Material to process:
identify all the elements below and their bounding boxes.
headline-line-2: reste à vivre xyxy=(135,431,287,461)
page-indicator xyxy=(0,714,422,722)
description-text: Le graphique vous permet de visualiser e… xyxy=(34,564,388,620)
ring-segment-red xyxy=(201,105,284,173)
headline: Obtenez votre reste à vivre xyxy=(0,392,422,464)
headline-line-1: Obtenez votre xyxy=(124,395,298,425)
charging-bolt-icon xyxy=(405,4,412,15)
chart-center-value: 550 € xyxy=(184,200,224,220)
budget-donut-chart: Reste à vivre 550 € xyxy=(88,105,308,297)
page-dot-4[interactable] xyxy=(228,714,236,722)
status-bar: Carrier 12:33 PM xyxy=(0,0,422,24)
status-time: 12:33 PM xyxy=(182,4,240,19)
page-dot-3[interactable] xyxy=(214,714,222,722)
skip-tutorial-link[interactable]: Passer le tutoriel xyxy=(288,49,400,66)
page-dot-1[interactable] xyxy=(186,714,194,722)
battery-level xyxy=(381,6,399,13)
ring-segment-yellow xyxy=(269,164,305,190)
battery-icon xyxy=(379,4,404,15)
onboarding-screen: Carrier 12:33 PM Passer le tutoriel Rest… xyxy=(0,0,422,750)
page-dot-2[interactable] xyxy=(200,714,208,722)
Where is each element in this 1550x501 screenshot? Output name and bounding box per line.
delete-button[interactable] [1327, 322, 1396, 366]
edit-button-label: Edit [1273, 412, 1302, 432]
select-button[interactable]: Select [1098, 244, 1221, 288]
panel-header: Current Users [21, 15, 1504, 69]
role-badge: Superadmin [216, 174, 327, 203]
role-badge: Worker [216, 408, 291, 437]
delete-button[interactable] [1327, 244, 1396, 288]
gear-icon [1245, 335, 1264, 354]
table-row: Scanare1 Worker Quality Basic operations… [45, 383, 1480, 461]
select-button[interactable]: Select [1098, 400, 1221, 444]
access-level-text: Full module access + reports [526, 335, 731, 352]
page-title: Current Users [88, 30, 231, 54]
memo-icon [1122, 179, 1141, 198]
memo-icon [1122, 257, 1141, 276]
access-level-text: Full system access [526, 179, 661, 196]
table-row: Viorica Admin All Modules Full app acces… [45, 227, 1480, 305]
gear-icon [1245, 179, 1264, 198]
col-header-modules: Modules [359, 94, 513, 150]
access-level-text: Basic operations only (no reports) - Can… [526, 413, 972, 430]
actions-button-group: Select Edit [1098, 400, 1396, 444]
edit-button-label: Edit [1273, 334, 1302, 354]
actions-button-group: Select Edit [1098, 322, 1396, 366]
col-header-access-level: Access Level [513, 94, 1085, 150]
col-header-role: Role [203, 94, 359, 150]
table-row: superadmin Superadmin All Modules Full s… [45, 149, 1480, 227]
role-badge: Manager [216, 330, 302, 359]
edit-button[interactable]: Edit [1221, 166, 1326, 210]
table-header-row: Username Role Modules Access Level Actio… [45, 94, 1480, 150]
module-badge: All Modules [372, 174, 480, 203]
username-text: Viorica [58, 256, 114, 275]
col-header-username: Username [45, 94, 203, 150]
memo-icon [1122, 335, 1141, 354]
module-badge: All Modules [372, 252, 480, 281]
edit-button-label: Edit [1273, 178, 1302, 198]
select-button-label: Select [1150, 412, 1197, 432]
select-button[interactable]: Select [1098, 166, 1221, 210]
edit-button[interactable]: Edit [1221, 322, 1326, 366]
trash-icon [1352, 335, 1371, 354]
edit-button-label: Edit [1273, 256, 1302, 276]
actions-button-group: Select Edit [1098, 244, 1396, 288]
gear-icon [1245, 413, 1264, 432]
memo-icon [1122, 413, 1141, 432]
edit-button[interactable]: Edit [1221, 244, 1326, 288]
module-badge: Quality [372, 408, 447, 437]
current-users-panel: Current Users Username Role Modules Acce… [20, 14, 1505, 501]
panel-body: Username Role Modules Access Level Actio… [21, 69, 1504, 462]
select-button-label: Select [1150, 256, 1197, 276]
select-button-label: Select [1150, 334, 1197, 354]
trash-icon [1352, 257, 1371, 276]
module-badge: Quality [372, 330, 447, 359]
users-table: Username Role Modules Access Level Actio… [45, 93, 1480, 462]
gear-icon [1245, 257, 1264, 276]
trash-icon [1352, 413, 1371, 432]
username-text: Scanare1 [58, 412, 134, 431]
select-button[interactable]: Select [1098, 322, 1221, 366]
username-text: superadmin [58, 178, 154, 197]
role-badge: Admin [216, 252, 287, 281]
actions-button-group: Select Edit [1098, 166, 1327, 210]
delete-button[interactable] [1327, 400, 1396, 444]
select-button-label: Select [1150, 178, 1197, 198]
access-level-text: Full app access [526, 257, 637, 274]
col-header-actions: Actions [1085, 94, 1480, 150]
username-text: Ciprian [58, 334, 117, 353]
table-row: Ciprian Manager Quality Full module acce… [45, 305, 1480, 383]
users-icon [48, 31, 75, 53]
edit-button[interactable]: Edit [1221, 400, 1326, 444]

What this task involves: Copy every line of the records above without changing anything.

Exercise result:
identify all the elements below and their bounding boxes.
headline-line-2: reste à vivre xyxy=(135,431,287,461)
page-indicator xyxy=(0,714,422,722)
description-text: Le graphique vous permet de visualiser e… xyxy=(34,564,388,620)
ring-segment-red xyxy=(201,105,284,173)
headline: Obtenez votre reste à vivre xyxy=(0,392,422,464)
headline-line-1: Obtenez votre xyxy=(124,395,298,425)
charging-bolt-icon xyxy=(405,4,412,15)
chart-center-value: 550 € xyxy=(184,200,224,220)
budget-donut-chart: Reste à vivre 550 € xyxy=(88,105,308,297)
page-dot-4[interactable] xyxy=(228,714,236,722)
status-bar: Carrier 12:33 PM xyxy=(0,0,422,24)
status-time: 12:33 PM xyxy=(182,4,240,19)
page-dot-3[interactable] xyxy=(214,714,222,722)
skip-tutorial-link[interactable]: Passer le tutoriel xyxy=(288,49,400,66)
page-dot-1[interactable] xyxy=(186,714,194,722)
battery-level xyxy=(381,6,399,13)
ring-segment-yellow xyxy=(269,164,305,190)
battery-icon xyxy=(379,4,404,15)
onboarding-screen: Carrier 12:33 PM Passer le tutoriel Rest… xyxy=(0,0,422,750)
page-dot-2[interactable] xyxy=(200,714,208,722)
Where is each element in this 1550x501 screenshot? Output name and bounding box per line.
delete-button[interactable] [1327, 322, 1396, 366]
edit-button-label: Edit [1273, 412, 1302, 432]
select-button[interactable]: Select [1098, 244, 1221, 288]
panel-header: Current Users [21, 15, 1504, 69]
role-badge: Superadmin [216, 174, 327, 203]
role-badge: Worker [216, 408, 291, 437]
delete-button[interactable] [1327, 244, 1396, 288]
gear-icon [1245, 335, 1264, 354]
table-row: Scanare1 Worker Quality Basic operations… [45, 383, 1480, 461]
select-button[interactable]: Select [1098, 400, 1221, 444]
access-level-text: Full module access + reports [526, 335, 731, 352]
page-title: Current Users [88, 30, 231, 54]
memo-icon [1122, 179, 1141, 198]
memo-icon [1122, 257, 1141, 276]
access-level-text: Full system access [526, 179, 661, 196]
table-row: Viorica Admin All Modules Full app acces… [45, 227, 1480, 305]
gear-icon [1245, 179, 1264, 198]
col-header-modules: Modules [359, 94, 513, 150]
access-level-text: Basic operations only (no reports) - Can… [526, 413, 972, 430]
actions-button-group: Select Edit [1098, 400, 1396, 444]
edit-button-label: Edit [1273, 334, 1302, 354]
actions-button-group: Select Edit [1098, 322, 1396, 366]
col-header-access-level: Access Level [513, 94, 1085, 150]
col-header-role: Role [203, 94, 359, 150]
table-row: superadmin Superadmin All Modules Full s… [45, 149, 1480, 227]
role-badge: Manager [216, 330, 302, 359]
edit-button[interactable]: Edit [1221, 166, 1326, 210]
table-header-row: Username Role Modules Access Level Actio… [45, 94, 1480, 150]
module-badge: All Modules [372, 174, 480, 203]
username-text: Viorica [58, 256, 114, 275]
col-header-username: Username [45, 94, 203, 150]
memo-icon [1122, 335, 1141, 354]
module-badge: All Modules [372, 252, 480, 281]
edit-button-label: Edit [1273, 178, 1302, 198]
select-button-label: Select [1150, 412, 1197, 432]
select-button[interactable]: Select [1098, 166, 1221, 210]
edit-button[interactable]: Edit [1221, 322, 1326, 366]
trash-icon [1352, 335, 1371, 354]
edit-button-label: Edit [1273, 256, 1302, 276]
actions-button-group: Select Edit [1098, 244, 1396, 288]
gear-icon [1245, 413, 1264, 432]
memo-icon [1122, 413, 1141, 432]
edit-button[interactable]: Edit [1221, 244, 1326, 288]
module-badge: Quality [372, 408, 447, 437]
current-users-panel: Current Users Username Role Modules Acce… [20, 14, 1505, 501]
panel-body: Username Role Modules Access Level Actio… [21, 69, 1504, 462]
select-button-label: Select [1150, 256, 1197, 276]
select-button-label: Select [1150, 334, 1197, 354]
trash-icon [1352, 257, 1371, 276]
module-badge: Quality [372, 330, 447, 359]
users-table: Username Role Modules Access Level Actio… [45, 93, 1480, 462]
gear-icon [1245, 257, 1264, 276]
trash-icon [1352, 413, 1371, 432]
username-text: Scanare1 [58, 412, 134, 431]
select-button[interactable]: Select [1098, 322, 1221, 366]
username-text: superadmin [58, 178, 154, 197]
role-badge: Admin [216, 252, 287, 281]
actions-button-group: Select Edit [1098, 166, 1327, 210]
delete-button[interactable] [1327, 400, 1396, 444]
select-button-label: Select [1150, 178, 1197, 198]
access-level-text: Full app access [526, 257, 637, 274]
col-header-actions: Actions [1085, 94, 1480, 150]
username-text: Ciprian [58, 334, 117, 353]
table-row: Ciprian Manager Quality Full module acce… [45, 305, 1480, 383]
users-icon [48, 31, 75, 53]
edit-button[interactable]: Edit [1221, 400, 1326, 444]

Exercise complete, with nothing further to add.